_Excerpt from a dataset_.
-- begin --
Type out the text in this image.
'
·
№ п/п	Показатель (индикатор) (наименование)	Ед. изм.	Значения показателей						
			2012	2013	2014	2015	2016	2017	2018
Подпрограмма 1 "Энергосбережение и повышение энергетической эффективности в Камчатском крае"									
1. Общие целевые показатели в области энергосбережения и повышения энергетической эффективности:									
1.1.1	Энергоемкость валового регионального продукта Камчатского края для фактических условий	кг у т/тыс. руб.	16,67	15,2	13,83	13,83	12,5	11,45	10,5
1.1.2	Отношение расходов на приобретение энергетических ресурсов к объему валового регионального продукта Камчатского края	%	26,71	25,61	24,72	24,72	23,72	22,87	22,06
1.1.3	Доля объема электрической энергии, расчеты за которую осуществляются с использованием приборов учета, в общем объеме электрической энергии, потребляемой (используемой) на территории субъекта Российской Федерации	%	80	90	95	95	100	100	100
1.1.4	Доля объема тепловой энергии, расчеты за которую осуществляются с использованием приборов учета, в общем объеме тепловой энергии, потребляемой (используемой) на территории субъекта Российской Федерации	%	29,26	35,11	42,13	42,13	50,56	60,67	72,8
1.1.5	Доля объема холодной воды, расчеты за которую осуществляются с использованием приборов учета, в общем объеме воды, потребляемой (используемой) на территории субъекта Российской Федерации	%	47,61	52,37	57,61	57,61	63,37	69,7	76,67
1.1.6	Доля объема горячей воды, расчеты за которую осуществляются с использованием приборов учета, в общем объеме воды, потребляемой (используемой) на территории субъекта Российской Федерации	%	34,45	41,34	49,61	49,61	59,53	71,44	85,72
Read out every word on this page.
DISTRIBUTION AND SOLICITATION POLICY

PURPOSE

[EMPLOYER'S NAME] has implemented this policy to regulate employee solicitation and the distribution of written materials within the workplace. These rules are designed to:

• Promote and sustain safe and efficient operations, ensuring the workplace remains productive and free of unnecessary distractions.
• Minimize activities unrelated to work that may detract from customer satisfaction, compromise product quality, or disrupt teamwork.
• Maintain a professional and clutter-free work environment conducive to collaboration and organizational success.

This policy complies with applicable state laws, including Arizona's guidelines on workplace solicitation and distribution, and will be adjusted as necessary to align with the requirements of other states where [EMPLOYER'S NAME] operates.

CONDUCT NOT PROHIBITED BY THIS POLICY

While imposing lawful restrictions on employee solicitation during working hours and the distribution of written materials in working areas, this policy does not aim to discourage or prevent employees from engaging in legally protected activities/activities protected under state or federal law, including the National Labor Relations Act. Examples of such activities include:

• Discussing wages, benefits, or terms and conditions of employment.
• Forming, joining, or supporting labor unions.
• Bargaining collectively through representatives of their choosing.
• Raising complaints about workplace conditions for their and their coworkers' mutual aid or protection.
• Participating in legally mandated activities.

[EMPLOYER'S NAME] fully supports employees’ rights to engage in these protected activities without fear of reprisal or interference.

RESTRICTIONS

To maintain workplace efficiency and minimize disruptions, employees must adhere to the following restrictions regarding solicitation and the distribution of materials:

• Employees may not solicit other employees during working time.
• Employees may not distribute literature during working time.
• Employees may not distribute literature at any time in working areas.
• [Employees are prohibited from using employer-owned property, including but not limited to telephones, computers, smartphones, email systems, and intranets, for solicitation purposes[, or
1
-- end --
_TASK INSTRUCTIONS_.
Work out how many lines above have the string "использованием" in them, and give only the number.

_RESPONSE TO THIS EXERCISE_.
4